> _The problem_: Return each entry exactly, with none missing.

> _Provided entries_:

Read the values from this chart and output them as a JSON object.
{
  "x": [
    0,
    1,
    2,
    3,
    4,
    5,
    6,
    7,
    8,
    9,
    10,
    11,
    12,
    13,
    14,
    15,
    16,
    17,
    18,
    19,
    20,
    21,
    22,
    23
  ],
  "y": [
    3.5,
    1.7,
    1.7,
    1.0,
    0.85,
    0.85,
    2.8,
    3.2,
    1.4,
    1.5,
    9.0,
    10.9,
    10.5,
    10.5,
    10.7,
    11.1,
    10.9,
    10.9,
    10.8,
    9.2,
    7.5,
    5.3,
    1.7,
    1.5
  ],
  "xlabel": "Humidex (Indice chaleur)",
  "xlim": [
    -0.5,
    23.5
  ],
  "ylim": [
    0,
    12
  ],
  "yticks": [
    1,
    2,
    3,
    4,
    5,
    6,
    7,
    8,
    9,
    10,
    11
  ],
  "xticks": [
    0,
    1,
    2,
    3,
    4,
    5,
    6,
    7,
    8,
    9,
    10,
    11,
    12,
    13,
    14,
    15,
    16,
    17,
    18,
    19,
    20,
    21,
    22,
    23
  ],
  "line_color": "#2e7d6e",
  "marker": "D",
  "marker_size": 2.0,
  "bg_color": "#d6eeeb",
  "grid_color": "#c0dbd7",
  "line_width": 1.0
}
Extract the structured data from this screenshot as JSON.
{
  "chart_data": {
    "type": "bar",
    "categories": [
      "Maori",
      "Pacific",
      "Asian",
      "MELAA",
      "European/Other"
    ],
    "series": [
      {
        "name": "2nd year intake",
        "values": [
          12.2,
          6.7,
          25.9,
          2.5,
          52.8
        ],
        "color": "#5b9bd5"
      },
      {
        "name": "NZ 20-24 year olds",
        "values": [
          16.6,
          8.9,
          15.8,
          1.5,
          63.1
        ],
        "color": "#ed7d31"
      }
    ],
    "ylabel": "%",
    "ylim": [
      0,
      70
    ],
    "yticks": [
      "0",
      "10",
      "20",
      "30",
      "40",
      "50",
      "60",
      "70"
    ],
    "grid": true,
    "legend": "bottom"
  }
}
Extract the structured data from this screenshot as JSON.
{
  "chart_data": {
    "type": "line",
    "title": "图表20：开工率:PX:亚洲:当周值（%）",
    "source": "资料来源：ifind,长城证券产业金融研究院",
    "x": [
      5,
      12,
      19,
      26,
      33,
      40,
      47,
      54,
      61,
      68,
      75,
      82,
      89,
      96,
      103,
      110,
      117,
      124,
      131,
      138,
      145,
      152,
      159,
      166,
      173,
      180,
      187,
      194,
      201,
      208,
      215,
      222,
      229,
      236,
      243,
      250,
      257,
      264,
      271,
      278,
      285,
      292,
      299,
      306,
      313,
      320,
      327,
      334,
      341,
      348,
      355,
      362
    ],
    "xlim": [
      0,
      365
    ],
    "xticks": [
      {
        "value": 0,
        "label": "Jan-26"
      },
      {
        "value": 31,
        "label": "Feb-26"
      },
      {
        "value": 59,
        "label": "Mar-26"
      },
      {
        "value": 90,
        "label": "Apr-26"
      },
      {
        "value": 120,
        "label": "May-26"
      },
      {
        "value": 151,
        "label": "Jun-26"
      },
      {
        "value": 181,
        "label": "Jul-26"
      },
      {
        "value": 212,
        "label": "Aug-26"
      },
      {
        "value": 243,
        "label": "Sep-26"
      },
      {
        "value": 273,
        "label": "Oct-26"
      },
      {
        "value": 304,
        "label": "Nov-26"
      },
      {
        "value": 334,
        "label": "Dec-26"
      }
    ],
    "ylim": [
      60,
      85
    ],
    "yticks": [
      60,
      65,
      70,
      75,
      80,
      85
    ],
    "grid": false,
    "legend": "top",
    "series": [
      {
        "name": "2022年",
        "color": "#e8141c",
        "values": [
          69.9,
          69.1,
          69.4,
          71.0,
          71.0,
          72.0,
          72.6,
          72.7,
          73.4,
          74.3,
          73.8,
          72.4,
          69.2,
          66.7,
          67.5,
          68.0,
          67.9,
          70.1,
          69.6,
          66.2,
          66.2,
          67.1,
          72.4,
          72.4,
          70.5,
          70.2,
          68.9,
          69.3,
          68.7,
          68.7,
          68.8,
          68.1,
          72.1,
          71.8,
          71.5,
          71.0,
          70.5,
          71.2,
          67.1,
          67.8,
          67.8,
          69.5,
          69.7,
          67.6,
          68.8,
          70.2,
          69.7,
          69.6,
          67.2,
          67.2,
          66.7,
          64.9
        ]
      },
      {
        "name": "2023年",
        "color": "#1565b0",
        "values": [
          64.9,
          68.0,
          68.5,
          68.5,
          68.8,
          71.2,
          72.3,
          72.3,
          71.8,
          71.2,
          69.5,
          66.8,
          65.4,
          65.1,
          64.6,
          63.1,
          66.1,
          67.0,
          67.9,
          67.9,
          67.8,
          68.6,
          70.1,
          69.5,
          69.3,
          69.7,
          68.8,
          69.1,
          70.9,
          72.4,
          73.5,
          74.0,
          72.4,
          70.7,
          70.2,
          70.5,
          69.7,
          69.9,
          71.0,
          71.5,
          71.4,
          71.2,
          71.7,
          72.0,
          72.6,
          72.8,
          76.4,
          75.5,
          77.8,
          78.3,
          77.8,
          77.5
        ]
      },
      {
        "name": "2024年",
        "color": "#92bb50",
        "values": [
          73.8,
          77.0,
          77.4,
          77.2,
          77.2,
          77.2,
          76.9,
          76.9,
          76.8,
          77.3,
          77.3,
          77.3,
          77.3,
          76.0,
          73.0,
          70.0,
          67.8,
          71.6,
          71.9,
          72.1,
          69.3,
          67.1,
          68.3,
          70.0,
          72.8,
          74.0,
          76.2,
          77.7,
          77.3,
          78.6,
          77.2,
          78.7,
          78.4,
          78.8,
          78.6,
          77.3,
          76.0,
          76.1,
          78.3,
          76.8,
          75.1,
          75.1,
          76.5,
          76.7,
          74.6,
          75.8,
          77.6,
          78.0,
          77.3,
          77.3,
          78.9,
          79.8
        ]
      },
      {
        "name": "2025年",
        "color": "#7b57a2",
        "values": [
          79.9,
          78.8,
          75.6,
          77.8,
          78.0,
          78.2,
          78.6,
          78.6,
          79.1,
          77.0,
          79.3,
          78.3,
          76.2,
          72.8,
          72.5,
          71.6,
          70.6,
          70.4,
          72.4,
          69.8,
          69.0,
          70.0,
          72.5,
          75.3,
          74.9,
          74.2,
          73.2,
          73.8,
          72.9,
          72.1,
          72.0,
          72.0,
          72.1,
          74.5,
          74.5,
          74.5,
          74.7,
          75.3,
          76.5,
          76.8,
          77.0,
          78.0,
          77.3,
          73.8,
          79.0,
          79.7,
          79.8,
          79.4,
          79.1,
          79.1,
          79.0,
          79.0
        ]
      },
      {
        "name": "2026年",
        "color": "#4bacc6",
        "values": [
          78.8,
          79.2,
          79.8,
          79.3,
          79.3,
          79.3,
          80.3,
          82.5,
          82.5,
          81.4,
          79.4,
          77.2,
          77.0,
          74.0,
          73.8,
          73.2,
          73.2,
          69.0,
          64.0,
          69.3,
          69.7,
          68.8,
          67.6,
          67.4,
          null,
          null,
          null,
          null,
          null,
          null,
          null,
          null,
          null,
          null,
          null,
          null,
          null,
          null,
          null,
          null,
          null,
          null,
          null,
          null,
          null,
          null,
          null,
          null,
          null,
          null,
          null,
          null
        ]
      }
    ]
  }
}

> _Output for this task_:
Read the values from this chart and output them as a JSON object.
{
  "x": [
    0,
    1,
    2,
    3,
    4,
    5,
    6,
    7,
    8,
    9,
    10,
    11,
    12,
    13,
    14,
    15,
    16,
    17,
    18,
    19,
    20,
    21,
    22,
    23
  ],
  "y": [
    3.5,
    1.7,
    1.7,
    1.0,
    0.85,
    0.85,
    2.8,
    3.2,
    1.4,
    1.5,
    9.0,
    10.9,
    10.5,
    10.5,
    10.7,
    11.1,
    10.9,
    10.9,
    10.8,
    9.2,
    7.5,
    5.3,
    1.7,
    1.5
  ],
  "xlabel": "Humidex (Indice chaleur)",
  "xlim": [
    -0.5,
    23.5
  ],
  "ylim": [
    0,
    12
  ],
  "yticks": [
    1,
    2,
    3,
    4,
    5,
    6,
    7,
    8,
    9,
    10,
    11
  ],
  "xticks": [
    0,
    1,
    2,
    3,
    4,
    5,
    6,
    7,
    8,
    9,
    10,
    11,
    12,
    13,
    14,
    15,
    16,
    17,
    18,
    19,
    20,
    21,
    22,
    23
  ],
  "line_color": "#2e7d6e",
  "marker": "D",
  "marker_size": 2.0,
  "bg_color": "#d6eeeb",
  "grid_color": "#c0dbd7",
  "line_width": 1.0
}
Extract the structured data from this screenshot as JSON.
{
  "chart_data": {
    "type": "bar",
    "categories": [
      "Maori",
      "Pacific",
      "Asian",
      "MELAA",
      "European/Other"
    ],
    "series": [
      {
        "name": "2nd year intake",
        "values": [
          12.2,
          6.7,
          25.9,
          2.5,
          52.8
        ],
        "color": "#5b9bd5"
      },
      {
        "name": "NZ 20-24 year olds",
        "values": [
          16.6,
          8.9,
          15.8,
          1.5,
          63.1
        ],
        "color": "#ed7d31"
      }
    ],
    "ylabel": "%",
    "ylim": [
      0,
      70
    ],
    "yticks": [
      "0",
      "10",
      "20",
      "30",
      "40",
      "50",
      "60",
      "70"
    ],
    "grid": true,
    "legend": "bottom"
  }
}
Extract the structured data from this screenshot as JSON.
{
  "chart_data": {
    "type": "line",
    "title": "图表20：开工率:PX:亚洲:当周值（%）",
    "source": "资料来源：ifind,长城证券产业金融研究院",
    "x": [
      5,
      12,
      19,
      26,
      33,
      40,
      47,
      54,
      61,
      68,
      75,
      82,
      89,
      96,
      103,
      110,
      117,
      124,
      131,
      138,
      145,
      152,
      159,
      166,
      173,
      180,
      187,
      194,
      201,
      208,
      215,
      222,
      229,
      236,
      243,
      250,
      257,
      264,
      271,
      278,
      285,
      292,
      299,
      306,
      313,
      320,
      327,
      334,
      341,
      348,
      355,
      362
    ],
    "xlim": [
      0,
      365
    ],
    "xticks": [
      {
        "value": 0,
        "label": "Jan-26"
      },
      {
        "value": 31,
        "label": "Feb-26"
      },
      {
        "value": 59,
        "label": "Mar-26"
      },
      {
        "value": 90,
        "label": "Apr-26"
      },
      {
        "value": 120,
        "label": "May-26"
      },
      {
        "value": 151,
        "label": "Jun-26"
      },
      {
        "value": 181,
        "label": "Jul-26"
      },
      {
        "value": 212,
        "label": "Aug-26"
      },
      {
        "value": 243,
        "label": "Sep-26"
      },
      {
        "value": 273,
        "label": "Oct-26"
      },
      {
        "value": 304,
        "label": "Nov-26"
      },
      {
        "value": 334,
        "label": "Dec-26"
      }
    ],
    "ylim": [
      60,
      85
    ],
    "yticks": [
      60,
      65,
      70,
      75,
      80,
      85
    ],
    "grid": false,
    "legend": "top",
    "series": [
      {
        "name": "2022年",
        "color": "#e8141c",
        "values": [
          69.9,
          69.1,
          69.4,
          71.0,
          71.0,
          72.0,
          72.6,
          72.7,
          73.4,
          74.3,
          73.8,
          72.4,
          69.2,
          66.7,
          67.5,
          68.0,
          67.9,
          70.1,
          69.6,
          66.2,
          66.2,
          67.1,
          72.4,
          72.4,
          70.5,
          70.2,
          68.9,
          69.3,
          68.7,
          68.7,
          68.8,
          68.1,
          72.1,
          71.8,
          71.5,
          71.0,
          70.5,
          71.2,
          67.1,
          67.8,
          67.8,
          69.5,
          69.7,
          67.6,
          68.8,
          70.2,
          69.7,
          69.6,
          67.2,
          67.2,
          66.7,
          64.9
        ]
      },
      {
        "name": "2023年",
        "color": "#1565b0",
        "values": [
          64.9,
          68.0,
          68.5,
          68.5,
          68.8,
          71.2,
          72.3,
          72.3,
          71.8,
          71.2,
          69.5,
          66.8,
          65.4,
          65.1,
          64.6,
          63.1,
          66.1,
          67.0,
          67.9,
          67.9,
          67.8,
          68.6,
          70.1,
          69.5,
          69.3,
          69.7,
          68.8,
          69.1,
          70.9,
          72.4,
          73.5,
          74.0,
          72.4,
          70.7,
          70.2,
          70.5,
          69.7,
          69.9,
          71.0,
          71.5,
          71.4,
          71.2,
          71.7,
          72.0,
          72.6,
          72.8,
          76.4,
          75.5,
          77.8,
          78.3,
          77.8,
          77.5
        ]
      },
      {
        "name": "2024年",
        "color": "#92bb50",
        "values": [
          73.8,
          77.0,
          77.4,
          77.2,
          77.2,
          77.2,
          76.9,
          76.9,
          76.8,
          77.3,
          77.3,
          77.3,
          77.3,
          76.0,
          73.0,
          70.0,
          67.8,
          71.6,
          71.9,
          72.1,
          69.3,
          67.1,
          68.3,
          70.0,
          72.8,
          74.0,
          76.2,
          77.7,
          77.3,
          78.6,
          77.2,
          78.7,
          78.4,
          78.8,
          78.6,
          77.3,
          76.0,
          76.1,
          78.3,
          76.8,
          75.1,
          75.1,
          76.5,
          76.7,
          74.6,
          75.8,
          77.6,
          78.0,
          77.3,
          77.3,
          78.9,
          79.8
        ]
      },
      {
        "name": "2025年",
        "color": "#7b57a2",
        "values": [
          79.9,
          78.8,
          75.6,
          77.8,
          78.0,
          78.2,
          78.6,
          78.6,
          79.1,
          77.0,
          79.3,
          78.3,
          76.2,
          72.8,
          72.5,
          71.6,
          70.6,
          70.4,
          72.4,
          69.8,
          69.0,
          70.0,
          72.5,
          75.3,
          74.9,
          74.2,
          73.2,
          73.8,
          72.9,
          72.1,
          72.0,
          72.0,
          72.1,
          74.5,
          74.5,
          74.5,
          74.7,
          75.3,
          76.5,
          76.8,
          77.0,
          78.0,
          77.3,
          73.8,
          79.0,
          79.7,
          79.8,
          79.4,
          79.1,
          79.1,
          79.0,
          79.0
        ]
      },
      {
        "name": "2026年",
        "color": "#4bacc6",
        "values": [
          78.8,
          79.2,
          79.8,
          79.3,
          79.3,
          79.3,
          80.3,
          82.5,
          82.5,
          81.4,
          79.4,
          77.2,
          77.0,
          74.0,
          73.8,
          73.2,
          73.2,
          69.0,
          64.0,
          69.3,
          69.7,
          68.8,
          67.6,
          67.4,
          null,
          null,
          null,
          null,
          null,
          null,
          null,
          null,
          null,
          null,
          null,
          null,
          null,
          null,
          null,
          null,
          null,
          null,
          null,
          null,
          null,
          null,
          null,
          null,
          null,
          null,
          null,
          null
        ]
      }
    ]
  }
}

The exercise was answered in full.